REQUIRED WORK:
Repeat the material below exactly, with no pictures.

DATASET CONTENT:

— BEGIN —

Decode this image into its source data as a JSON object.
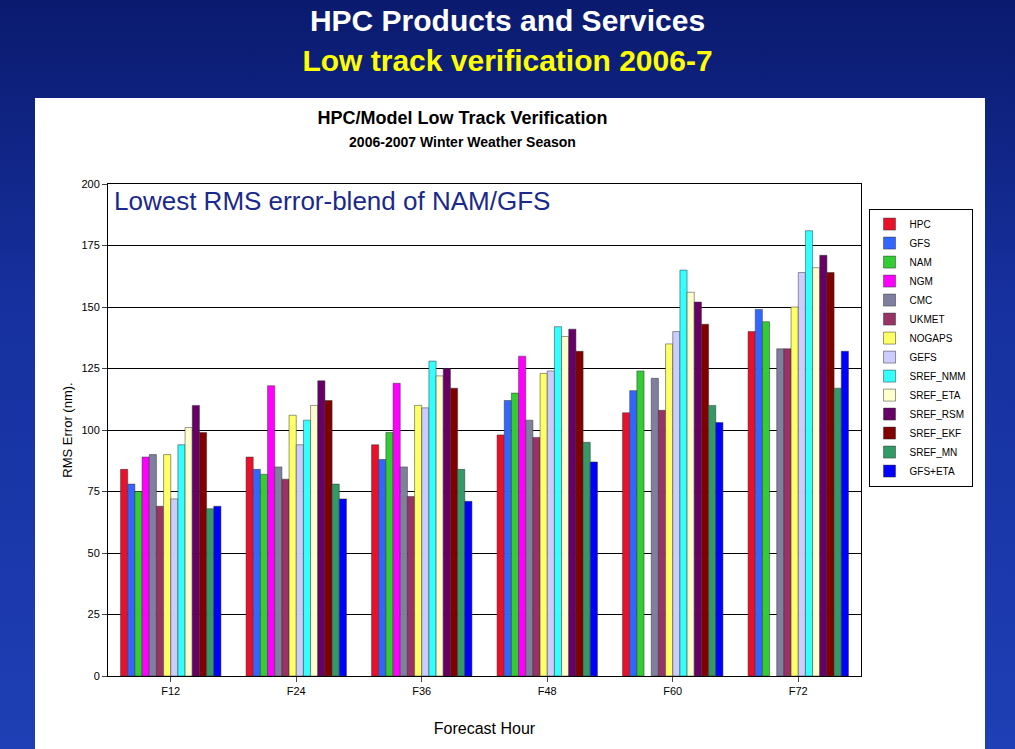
{
  "slide": {
    "title": "HPC Products and Services",
    "subtitle": "Low track verification 2006-7"
  },
  "chart_data": {
    "type": "bar",
    "title": "HPC/Model Low Track Verification",
    "subtitle": "2006-2007 Winter Weather Season",
    "annotations": [
      "Lowest RMS error-blend of NAM/GFS"
    ],
    "x_label": "Forecast Hour",
    "y_label": "RMS Error (nm).",
    "categories": [
      "F12",
      "F24",
      "F36",
      "F48",
      "F60",
      "F72"
    ],
    "series": [
      {
        "name": "HPC",
        "color": "#e8102a",
        "values": [
          84,
          89,
          94,
          98,
          107,
          140
        ]
      },
      {
        "name": "GFS",
        "color": "#3366ff",
        "values": [
          78,
          84,
          88,
          112,
          116,
          149
        ]
      },
      {
        "name": "NAM",
        "color": "#33cc33",
        "values": [
          75,
          82,
          99,
          115,
          124,
          144
        ]
      },
      {
        "name": "NGM",
        "color": "#ff00ff",
        "values": [
          89,
          118,
          119,
          130,
          null,
          null
        ]
      },
      {
        "name": "CMC",
        "color": "#7f7f9f",
        "values": [
          90,
          85,
          85,
          104,
          121,
          133
        ]
      },
      {
        "name": "UKMET",
        "color": "#993366",
        "values": [
          69,
          80,
          73,
          97,
          108,
          133
        ]
      },
      {
        "name": "NOGAPS",
        "color": "#ffff66",
        "values": [
          90,
          106,
          110,
          123,
          135,
          150
        ]
      },
      {
        "name": "GEFS",
        "color": "#ccccff",
        "values": [
          72,
          94,
          109,
          124,
          140,
          164
        ]
      },
      {
        "name": "SREF_NMM",
        "color": "#33ffff",
        "values": [
          94,
          104,
          128,
          142,
          165,
          181
        ]
      },
      {
        "name": "SREF_ETA",
        "color": "#ffffcc",
        "values": [
          101,
          110,
          122,
          138,
          156,
          166
        ]
      },
      {
        "name": "SREF_RSM",
        "color": "#660066",
        "values": [
          110,
          120,
          125,
          141,
          152,
          171
        ]
      },
      {
        "name": "SREF_EKF",
        "color": "#800000",
        "values": [
          99,
          112,
          117,
          132,
          143,
          164
        ]
      },
      {
        "name": "SREF_MN",
        "color": "#339966",
        "values": [
          68,
          78,
          84,
          95,
          110,
          117
        ]
      },
      {
        "name": "GFS+ETA",
        "color": "#0000ff",
        "values": [
          69,
          72,
          71,
          87,
          103,
          132
        ]
      }
    ],
    "ylim": [
      0,
      200
    ],
    "yticks": [
      0,
      25,
      50,
      75,
      100,
      125,
      150,
      175,
      200
    ],
    "grid": true,
    "legend": "right"
  }
}
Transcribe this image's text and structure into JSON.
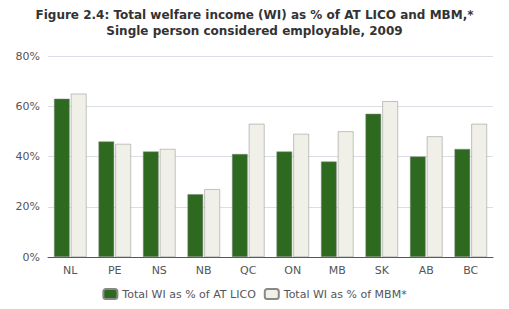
{
  "chart_data": {
    "type": "bar",
    "title": "Figure 2.4: Total welfare income (WI) as % of AT LICO and MBM,*",
    "subtitle": "Single person considered employable, 2009",
    "categories": [
      "NL",
      "PE",
      "NS",
      "NB",
      "QC",
      "ON",
      "MB",
      "SK",
      "AB",
      "BC"
    ],
    "series": [
      {
        "name": "Total WI as % of AT LICO",
        "color": "#2d6a1f",
        "values": [
          63,
          46,
          42,
          25,
          41,
          42,
          38,
          57,
          40,
          43
        ]
      },
      {
        "name": "Total WI as % of MBM*",
        "color": "#f0f0e8",
        "values": [
          65,
          45,
          43,
          27,
          53,
          49,
          50,
          62,
          48,
          53
        ]
      }
    ],
    "ylim": [
      0,
      80
    ],
    "yticks": [
      {
        "value": 0,
        "label": "0%"
      },
      {
        "value": 20,
        "label": "20%"
      },
      {
        "value": 40,
        "label": "40%"
      },
      {
        "value": 60,
        "label": "60%"
      },
      {
        "value": 80,
        "label": "80%"
      }
    ],
    "grid": true,
    "legend": "bottom"
  }
}
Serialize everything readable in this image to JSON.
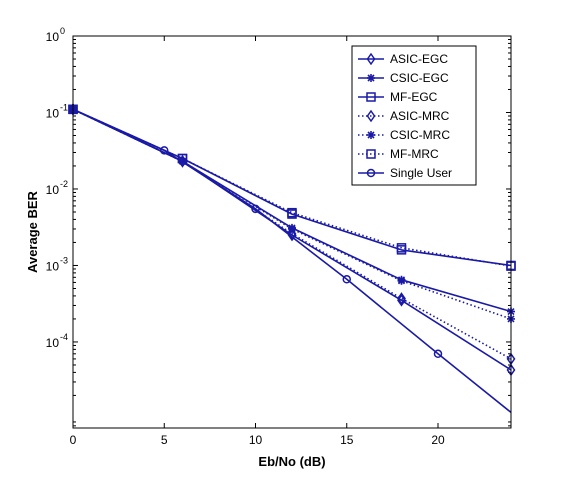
{
  "chart_data": {
    "type": "line",
    "title": "",
    "xlabel": "Eb/No (dB)",
    "ylabel": "Average BER",
    "xlim": [
      0,
      24
    ],
    "ylim": [
      7.5e-06,
      1
    ],
    "yscale": "log",
    "grid": false,
    "legend_position": "top-right",
    "x_ticks": [
      0,
      5,
      10,
      15,
      20
    ],
    "x_tick_labels": [
      "0",
      "5",
      "10",
      "15",
      "20"
    ],
    "y_ticks": [
      1,
      0.1,
      0.01,
      0.001,
      0.0001
    ],
    "y_tick_labels": [
      {
        "base": "10",
        "exp": "0"
      },
      {
        "base": "10",
        "exp": "-1"
      },
      {
        "base": "10",
        "exp": "-2"
      },
      {
        "base": "10",
        "exp": "-3"
      },
      {
        "base": "10",
        "exp": "-4"
      }
    ],
    "line_color": "#1a1aa6",
    "series": [
      {
        "name": "ASIC-EGC",
        "marker": "diamond",
        "dash": "solid",
        "x": [
          0,
          6,
          12,
          18,
          24
        ],
        "y": [
          0.11,
          0.023,
          0.0025,
          0.00035,
          4.3e-05
        ]
      },
      {
        "name": "CSIC-EGC",
        "marker": "star",
        "dash": "solid",
        "x": [
          0,
          6,
          12,
          18,
          24
        ],
        "y": [
          0.11,
          0.023,
          0.0031,
          0.00065,
          0.00025
        ]
      },
      {
        "name": "MF-EGC",
        "marker": "square",
        "dash": "solid",
        "x": [
          0,
          6,
          12,
          18,
          24
        ],
        "y": [
          0.11,
          0.025,
          0.0047,
          0.0016,
          0.001
        ]
      },
      {
        "name": "ASIC-MRC",
        "marker": "diamond",
        "dash": "dotted",
        "x": [
          0,
          6,
          12,
          18,
          24
        ],
        "y": [
          0.11,
          0.023,
          0.0026,
          0.00037,
          6e-05
        ]
      },
      {
        "name": "CSIC-MRC",
        "marker": "star",
        "dash": "dotted",
        "x": [
          0,
          6,
          12,
          18,
          24
        ],
        "y": [
          0.11,
          0.023,
          0.003,
          0.00063,
          0.0002
        ]
      },
      {
        "name": "MF-MRC",
        "marker": "square",
        "dash": "dotted",
        "x": [
          0,
          6,
          12,
          18,
          24
        ],
        "y": [
          0.11,
          0.025,
          0.0049,
          0.0017,
          0.00098
        ]
      },
      {
        "name": "Single User",
        "marker": "circle",
        "dash": "solid",
        "x": [
          0,
          5,
          10,
          15,
          20,
          24
        ],
        "y": [
          0.11,
          0.032,
          0.0055,
          0.00066,
          7e-05,
          1.2e-05
        ],
        "marker_x": [
          0,
          5,
          10,
          15,
          20
        ]
      }
    ]
  }
}
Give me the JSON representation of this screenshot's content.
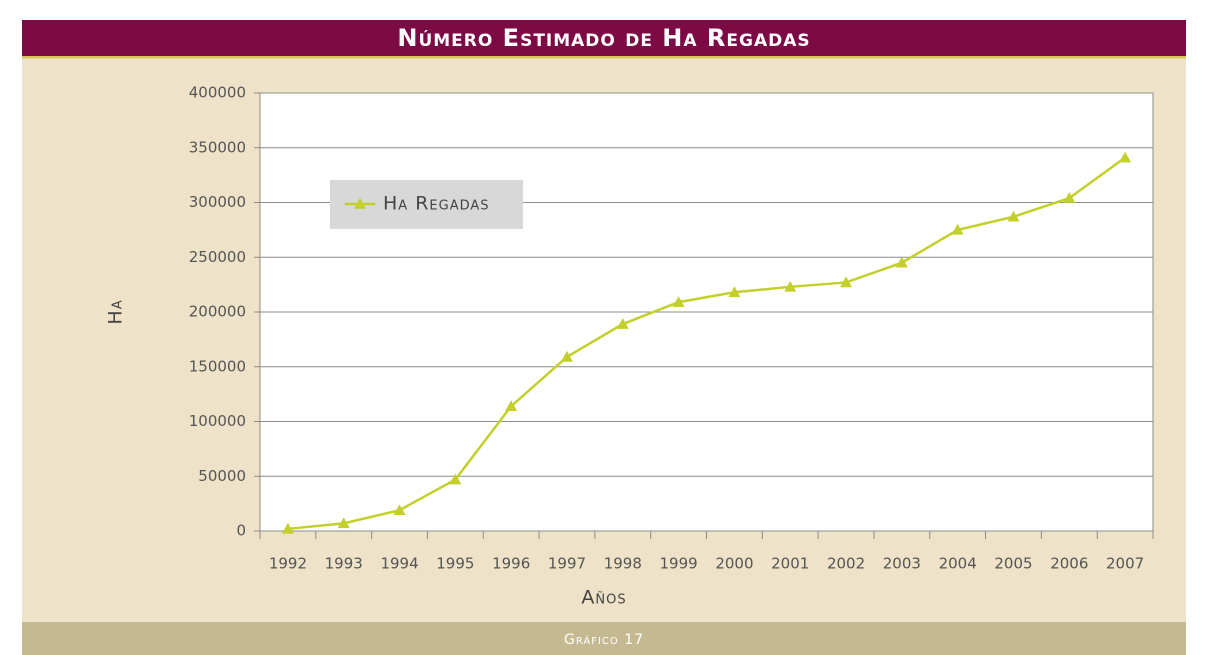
{
  "chart_data": {
    "type": "line",
    "title": "Número Estimado de Ha Regadas",
    "caption": "Gráfico 17",
    "x_label": "Años",
    "y_label": "Ha",
    "categories": [
      "1992",
      "1993",
      "1994",
      "1995",
      "1996",
      "1997",
      "1998",
      "1999",
      "2000",
      "2001",
      "2002",
      "2003",
      "2004",
      "2005",
      "2006",
      "2007"
    ],
    "series": [
      {
        "name": "Ha Regadas",
        "color": "#c3cf2a",
        "values": [
          2000,
          7000,
          19000,
          47000,
          114000,
          159000,
          189000,
          209000,
          218000,
          223000,
          227000,
          245000,
          275000,
          287000,
          304000,
          341000
        ]
      }
    ],
    "ylim": [
      0,
      400000
    ],
    "yticks": [
      0,
      50000,
      100000,
      150000,
      200000,
      250000,
      300000,
      350000,
      400000
    ],
    "grid": true,
    "legend": "upper left"
  }
}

— END —

FULL SOLUTION:
Decode this image into its source data as a JSON object.
{
  "slide": {
    "title": "HPC Products and Services",
    "subtitle": "Low track verification 2006-7"
  },
  "chart_data": {
    "type": "bar",
    "title": "HPC/Model Low Track Verification",
    "subtitle": "2006-2007 Winter Weather Season",
    "annotations": [
      "Lowest RMS error-blend of NAM/GFS"
    ],
    "x_label": "Forecast Hour",
    "y_label": "RMS Error (nm).",
    "categories": [
      "F12",
      "F24",
      "F36",
      "F48",
      "F60",
      "F72"
    ],
    "series": [
      {
        "name": "HPC",
        "color": "#e8102a",
        "values": [
          84,
          89,
          94,
          98,
          107,
          140
        ]
      },
      {
        "name": "GFS",
        "color": "#3366ff",
        "values": [
          78,
          84,
          88,
          112,
          116,
          149
        ]
      },
      {
        "name": "NAM",
        "color": "#33cc33",
        "values": [
          75,
          82,
          99,
          115,
          124,
          144
        ]
      },
      {
        "name": "NGM",
        "color": "#ff00ff",
        "values": [
          89,
          118,
          119,
          130,
          null,
          null
        ]
      },
      {
        "name": "CMC",
        "color": "#7f7f9f",
        "values": [
          90,
          85,
          85,
          104,
          121,
          133
        ]
      },
      {
        "name": "UKMET",
        "color": "#993366",
        "values": [
          69,
          80,
          73,
          97,
          108,
          133
        ]
      },
      {
        "name": "NOGAPS",
        "color": "#ffff66",
        "values": [
          90,
          106,
          110,
          123,
          135,
          150
        ]
      },
      {
        "name": "GEFS",
        "color": "#ccccff",
        "values": [
          72,
          94,
          109,
          124,
          140,
          164
        ]
      },
      {
        "name": "SREF_NMM",
        "color": "#33ffff",
        "values": [
          94,
          104,
          128,
          142,
          165,
          181
        ]
      },
      {
        "name": "SREF_ETA",
        "color": "#ffffcc",
        "values": [
          101,
          110,
          122,
          138,
          156,
          166
        ]
      },
      {
        "name": "SREF_RSM",
        "color": "#660066",
        "values": [
          110,
          120,
          125,
          141,
          152,
          171
        ]
      },
      {
        "name": "SREF_EKF",
        "color": "#800000",
        "values": [
          99,
          112,
          117,
          132,
          143,
          164
        ]
      },
      {
        "name": "SREF_MN",
        "color": "#339966",
        "values": [
          68,
          78,
          84,
          95,
          110,
          117
        ]
      },
      {
        "name": "GFS+ETA",
        "color": "#0000ff",
        "values": [
          69,
          72,
          71,
          87,
          103,
          132
        ]
      }
    ],
    "ylim": [
      0,
      200
    ],
    "yticks": [
      0,
      25,
      50,
      75,
      100,
      125,
      150,
      175,
      200
    ],
    "grid": true,
    "legend": "right"
  }
}
Transcribe this image's text and structure into JSON.
{
  "chart_data": {
    "type": "bar",
    "title": "Figure 2.4: Total welfare income (WI) as % of AT LICO and MBM,*",
    "subtitle": "Single person considered employable, 2009",
    "categories": [
      "NL",
      "PE",
      "NS",
      "NB",
      "QC",
      "ON",
      "MB",
      "SK",
      "AB",
      "BC"
    ],
    "series": [
      {
        "name": "Total WI as % of AT LICO",
        "color": "#2d6a1f",
        "values": [
          63,
          46,
          42,
          25,
          41,
          42,
          38,
          57,
          40,
          43
        ]
      },
      {
        "name": "Total WI as % of MBM*",
        "color": "#f0f0e8",
        "values": [
          65,
          45,
          43,
          27,
          53,
          49,
          50,
          62,
          48,
          53
        ]
      }
    ],
    "ylim": [
      0,
      80
    ],
    "yticks": [
      {
        "value": 0,
        "label": "0%"
      },
      {
        "value": 20,
        "label": "20%"
      },
      {
        "value": 40,
        "label": "40%"
      },
      {
        "value": 60,
        "label": "60%"
      },
      {
        "value": 80,
        "label": "80%"
      }
    ],
    "grid": true,
    "legend": "bottom"
  }
}
Serialize everything readable in this image to JSON.
{
  "chart_data": {
    "type": "line",
    "title": "",
    "xlabel": "Eb/No (dB)",
    "ylabel": "Average BER",
    "xlim": [
      0,
      24
    ],
    "ylim": [
      7.5e-06,
      1
    ],
    "yscale": "log",
    "grid": false,
    "legend_position": "top-right",
    "x_ticks": [
      0,
      5,
      10,
      15,
      20
    ],
    "x_tick_labels": [
      "0",
      "5",
      "10",
      "15",
      "20"
    ],
    "y_ticks": [
      1,
      0.1,
      0.01,
      0.001,
      0.0001
    ],
    "y_tick_labels": [
      {
        "base": "10",
        "exp": "0"
      },
      {
        "base": "10",
        "exp": "-1"
      },
      {
        "base": "10",
        "exp": "-2"
      },
      {
        "base": "10",
        "exp": "-3"
      },
      {
        "base": "10",
        "exp": "-4"
      }
    ],
    "line_color": "#1a1aa6",
    "series": [
      {
        "name": "ASIC-EGC",
        "marker": "diamond",
        "dash": "solid",
        "x": [
          0,
          6,
          12,
          18,
          24
        ],
        "y": [
          0.11,
          0.023,
          0.0025,
          0.00035,
          4.3e-05
        ]
      },
      {
        "name": "CSIC-EGC",
        "marker": "star",
        "dash": "solid",
        "x": [
          0,
          6,
          12,
          18,
          24
        ],
        "y": [
          0.11,
          0.023,
          0.0031,
          0.00065,
          0.00025
        ]
      },
      {
        "name": "MF-EGC",
        "marker": "square",
        "dash": "solid",
        "x": [
          0,
          6,
          12,
          18,
          24
        ],
        "y": [
          0.11,
          0.025,
          0.0047,
          0.0016,
          0.001
        ]
      },
      {
        "name": "ASIC-MRC",
        "marker": "diamond",
        "dash": "dotted",
        "x": [
          0,
          6,
          12,
          18,
          24
        ],
        "y": [
          0.11,
          0.023,
          0.0026,
          0.00037,
          6e-05
        ]
      },
      {
        "name": "CSIC-MRC",
        "marker": "star",
        "dash": "dotted",
        "x": [
          0,
          6,
          12,
          18,
          24
        ],
        "y": [
          0.11,
          0.023,
          0.003,
          0.00063,
          0.0002
        ]
      },
      {
        "name": "MF-MRC",
        "marker": "square",
        "dash": "dotted",
        "x": [
          0,
          6,
          12,
          18,
          24
        ],
        "y": [
          0.11,
          0.025,
          0.0049,
          0.0017,
          0.00098
        ]
      },
      {
        "name": "Single User",
        "marker": "circle",
        "dash": "solid",
        "x": [
          0,
          5,
          10,
          15,
          20,
          24
        ],
        "y": [
          0.11,
          0.032,
          0.0055,
          0.00066,
          7e-05,
          1.2e-05
        ],
        "marker_x": [
          0,
          5,
          10,
          15,
          20
        ]
      }
    ]
  }
}
Give me the JSON representation of this screenshot's content.
{
  "chart_data": {
    "type": "line",
    "title": "Número Estimado de Ha Regadas",
    "caption": "Gráfico 17",
    "x_label": "Años",
    "y_label": "Ha",
    "categories": [
      "1992",
      "1993",
      "1994",
      "1995",
      "1996",
      "1997",
      "1998",
      "1999",
      "2000",
      "2001",
      "2002",
      "2003",
      "2004",
      "2005",
      "2006",
      "2007"
    ],
    "series": [
      {
        "name": "Ha Regadas",
        "color": "#c3cf2a",
        "values": [
          2000,
          7000,
          19000,
          47000,
          114000,
          159000,
          189000,
          209000,
          218000,
          223000,
          227000,
          245000,
          275000,
          287000,
          304000,
          341000
        ]
      }
    ],
    "ylim": [
      0,
      400000
    ],
    "yticks": [
      0,
      50000,
      100000,
      150000,
      200000,
      250000,
      300000,
      350000,
      400000
    ],
    "grid": true,
    "legend": "upper left"
  }
}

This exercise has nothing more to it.